Page:
========

# changing most chall wheels



## shachah7 (Dec 2, 2008)

Hey all. I'm thinking of changing my most challs to fulcrum 3 or 1s or dura ace cl24 carbon laminates. 

Would this make a big difference in races?

Was told by the lbs that challs are similiar to zondas so not sure if i would be getting a big improvement. Any comments and experiences appreciate.

Cheers


----------



## Clevor (Sep 8, 2005)

shachah7 said:


> Hey all. I'm thinking of changing my most challs to fulcrum 3 or 1s or dura ace cl24 carbon laminates.
> 
> Would this make a big difference in races?
> 
> ...


For sure you would notice a diff with the Dura Ace CL24 carbon clinchers. I think they are the best clincher wheelset deal on the market now, particularly if you get them from ChainReactionCycles. They were $700 with free freight to U.S. or Japan, but price went up to around $736. Still, the cheapest you will find them on Ebay is around $1,000.

========

Annotated element entries

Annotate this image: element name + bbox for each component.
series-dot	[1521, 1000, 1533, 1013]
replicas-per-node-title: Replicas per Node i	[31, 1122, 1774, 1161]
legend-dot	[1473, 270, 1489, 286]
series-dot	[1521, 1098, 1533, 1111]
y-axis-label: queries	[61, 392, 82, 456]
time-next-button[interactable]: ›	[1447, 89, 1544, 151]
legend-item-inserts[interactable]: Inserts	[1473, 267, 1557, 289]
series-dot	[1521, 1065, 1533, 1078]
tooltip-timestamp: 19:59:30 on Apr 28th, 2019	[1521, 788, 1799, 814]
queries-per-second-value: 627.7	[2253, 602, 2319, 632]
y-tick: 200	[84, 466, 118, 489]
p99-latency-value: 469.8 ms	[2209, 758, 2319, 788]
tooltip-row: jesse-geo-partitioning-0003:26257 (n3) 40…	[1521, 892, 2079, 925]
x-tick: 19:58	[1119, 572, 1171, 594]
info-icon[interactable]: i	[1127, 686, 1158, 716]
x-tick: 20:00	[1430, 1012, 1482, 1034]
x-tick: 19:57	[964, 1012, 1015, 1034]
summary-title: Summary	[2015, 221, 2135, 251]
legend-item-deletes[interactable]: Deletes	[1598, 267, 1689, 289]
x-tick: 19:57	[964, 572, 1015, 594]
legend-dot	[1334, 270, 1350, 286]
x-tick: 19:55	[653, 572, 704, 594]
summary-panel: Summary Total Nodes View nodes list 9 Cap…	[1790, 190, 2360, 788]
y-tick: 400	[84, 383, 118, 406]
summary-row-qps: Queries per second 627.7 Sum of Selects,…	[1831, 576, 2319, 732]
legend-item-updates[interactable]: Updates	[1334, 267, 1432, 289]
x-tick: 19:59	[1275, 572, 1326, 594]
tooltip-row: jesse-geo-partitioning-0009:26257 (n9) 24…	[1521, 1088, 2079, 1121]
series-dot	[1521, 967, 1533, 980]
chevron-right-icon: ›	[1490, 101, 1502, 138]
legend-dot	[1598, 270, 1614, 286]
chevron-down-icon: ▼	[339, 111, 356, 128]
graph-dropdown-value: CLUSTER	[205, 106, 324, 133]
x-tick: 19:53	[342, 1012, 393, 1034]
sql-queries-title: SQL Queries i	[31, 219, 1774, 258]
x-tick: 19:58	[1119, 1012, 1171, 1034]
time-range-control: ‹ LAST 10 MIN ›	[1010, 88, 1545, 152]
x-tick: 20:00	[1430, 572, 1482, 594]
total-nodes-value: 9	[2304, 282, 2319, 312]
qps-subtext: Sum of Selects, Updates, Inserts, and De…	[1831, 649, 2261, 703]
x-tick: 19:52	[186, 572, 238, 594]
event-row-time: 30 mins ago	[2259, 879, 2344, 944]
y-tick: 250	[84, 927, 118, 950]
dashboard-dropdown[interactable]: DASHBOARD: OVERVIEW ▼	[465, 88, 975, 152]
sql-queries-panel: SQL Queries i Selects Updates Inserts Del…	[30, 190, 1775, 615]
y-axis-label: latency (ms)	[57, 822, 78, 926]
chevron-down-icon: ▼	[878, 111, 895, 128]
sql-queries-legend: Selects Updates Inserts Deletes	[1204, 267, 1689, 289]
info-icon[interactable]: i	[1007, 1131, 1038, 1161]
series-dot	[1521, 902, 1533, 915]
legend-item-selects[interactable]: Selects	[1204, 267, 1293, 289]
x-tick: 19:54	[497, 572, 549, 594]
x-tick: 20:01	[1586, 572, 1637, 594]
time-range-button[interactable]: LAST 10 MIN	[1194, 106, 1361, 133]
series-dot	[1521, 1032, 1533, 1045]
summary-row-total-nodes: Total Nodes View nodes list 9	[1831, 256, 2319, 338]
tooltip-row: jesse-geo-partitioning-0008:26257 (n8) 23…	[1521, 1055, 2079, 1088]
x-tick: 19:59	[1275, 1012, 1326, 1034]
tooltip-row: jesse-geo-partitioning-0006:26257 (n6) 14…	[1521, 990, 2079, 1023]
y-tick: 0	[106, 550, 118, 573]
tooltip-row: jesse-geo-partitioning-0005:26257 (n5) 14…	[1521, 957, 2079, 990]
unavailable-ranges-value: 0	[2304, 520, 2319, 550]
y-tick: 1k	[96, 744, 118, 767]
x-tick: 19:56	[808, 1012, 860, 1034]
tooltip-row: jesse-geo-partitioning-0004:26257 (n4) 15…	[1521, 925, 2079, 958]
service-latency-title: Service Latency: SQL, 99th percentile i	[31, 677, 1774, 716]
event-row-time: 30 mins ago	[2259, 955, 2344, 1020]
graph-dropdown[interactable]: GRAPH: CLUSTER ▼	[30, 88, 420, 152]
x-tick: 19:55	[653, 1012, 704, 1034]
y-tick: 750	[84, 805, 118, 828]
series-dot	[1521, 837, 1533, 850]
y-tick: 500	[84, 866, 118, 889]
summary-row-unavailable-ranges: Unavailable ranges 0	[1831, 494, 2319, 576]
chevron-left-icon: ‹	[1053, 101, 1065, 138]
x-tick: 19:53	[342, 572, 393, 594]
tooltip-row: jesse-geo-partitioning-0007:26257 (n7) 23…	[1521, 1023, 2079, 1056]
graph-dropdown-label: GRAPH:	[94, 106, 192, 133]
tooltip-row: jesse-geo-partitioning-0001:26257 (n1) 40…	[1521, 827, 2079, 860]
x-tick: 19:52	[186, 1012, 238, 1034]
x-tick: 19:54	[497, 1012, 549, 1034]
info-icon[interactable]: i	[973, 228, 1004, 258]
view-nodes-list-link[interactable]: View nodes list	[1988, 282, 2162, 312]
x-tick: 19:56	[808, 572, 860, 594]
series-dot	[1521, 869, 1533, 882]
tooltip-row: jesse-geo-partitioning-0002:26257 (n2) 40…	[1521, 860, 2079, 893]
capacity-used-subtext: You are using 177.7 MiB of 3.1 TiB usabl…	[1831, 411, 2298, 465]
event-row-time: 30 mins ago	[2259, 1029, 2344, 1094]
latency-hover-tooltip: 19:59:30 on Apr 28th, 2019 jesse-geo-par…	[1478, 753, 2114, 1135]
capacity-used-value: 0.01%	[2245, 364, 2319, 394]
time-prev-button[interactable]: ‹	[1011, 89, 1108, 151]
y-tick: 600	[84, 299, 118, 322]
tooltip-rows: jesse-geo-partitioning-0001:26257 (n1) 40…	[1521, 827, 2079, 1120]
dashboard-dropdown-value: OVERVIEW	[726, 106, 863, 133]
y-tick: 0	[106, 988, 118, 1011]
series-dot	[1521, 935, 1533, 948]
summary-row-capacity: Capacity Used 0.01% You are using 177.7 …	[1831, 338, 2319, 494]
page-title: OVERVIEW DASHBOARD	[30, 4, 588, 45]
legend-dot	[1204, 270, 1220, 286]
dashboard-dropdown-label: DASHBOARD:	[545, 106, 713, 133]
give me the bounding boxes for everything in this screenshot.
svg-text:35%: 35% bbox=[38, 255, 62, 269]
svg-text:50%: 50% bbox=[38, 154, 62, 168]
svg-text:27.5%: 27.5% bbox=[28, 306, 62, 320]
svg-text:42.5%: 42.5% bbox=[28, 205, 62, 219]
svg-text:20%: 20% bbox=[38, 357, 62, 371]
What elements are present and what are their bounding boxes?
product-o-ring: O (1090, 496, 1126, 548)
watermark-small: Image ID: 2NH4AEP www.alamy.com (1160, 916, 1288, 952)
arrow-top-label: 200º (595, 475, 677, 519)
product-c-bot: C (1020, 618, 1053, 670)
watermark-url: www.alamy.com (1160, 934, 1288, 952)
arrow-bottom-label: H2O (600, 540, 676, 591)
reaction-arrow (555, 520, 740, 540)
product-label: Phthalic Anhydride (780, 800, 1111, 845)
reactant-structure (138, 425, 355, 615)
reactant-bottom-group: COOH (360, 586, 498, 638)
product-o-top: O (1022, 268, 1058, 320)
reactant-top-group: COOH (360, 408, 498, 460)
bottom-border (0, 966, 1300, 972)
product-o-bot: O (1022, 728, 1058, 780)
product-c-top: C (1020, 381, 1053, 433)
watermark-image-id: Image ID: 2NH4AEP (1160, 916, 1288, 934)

========

Jobs:
A) In the wheel thread, what was the original poster told by the local bike shop?
B) List every wheelset model named in the wheel thread.
C) Write the next part of the thread about changing Most Chall wheels, picking up after its last sentence.

Exercise responses:
A) Challs are similar to Zondas.

B) Most Chall, Fulcrum 3, Fulcrum 1, Dura Ace CL24 carbon laminates (clinchers), Zonda

C)
I never thought I'd see the day I'd buy a clincher wheelset again (I'm inclined towards tubulars), but I needed a wheelset for my training bike, as the cheap, Shimano SH-R560 clinchers I had on it need to go on the bike for my Fortius trainer. Most of the wheelsets I considered were around $500 anyway (Easton Tempest, Orions, Circuits) so for $200 more you get a high-end, high-tech carbon laminate clincher with impeccable hubs. No compromise in braking with the aluminum surface, and it's as light as you will get for that price: around 1400 gms. Not only that, but as with all Dura Ace wheelsets, most of that weight is at the hubs, not the rims, so the wheels spin up quick and hold speed well. Plus the wheelset is a real looker in black carbon, white lettering, and anodized red nipples. Hope you are running Shimano though . . .

If you are racing, the difference from the Challs should be like night and day, particularly during climbing. If they are similar weight to Zondas, the Challs are pigs.


----------



## ghostryder (Dec 28, 2009)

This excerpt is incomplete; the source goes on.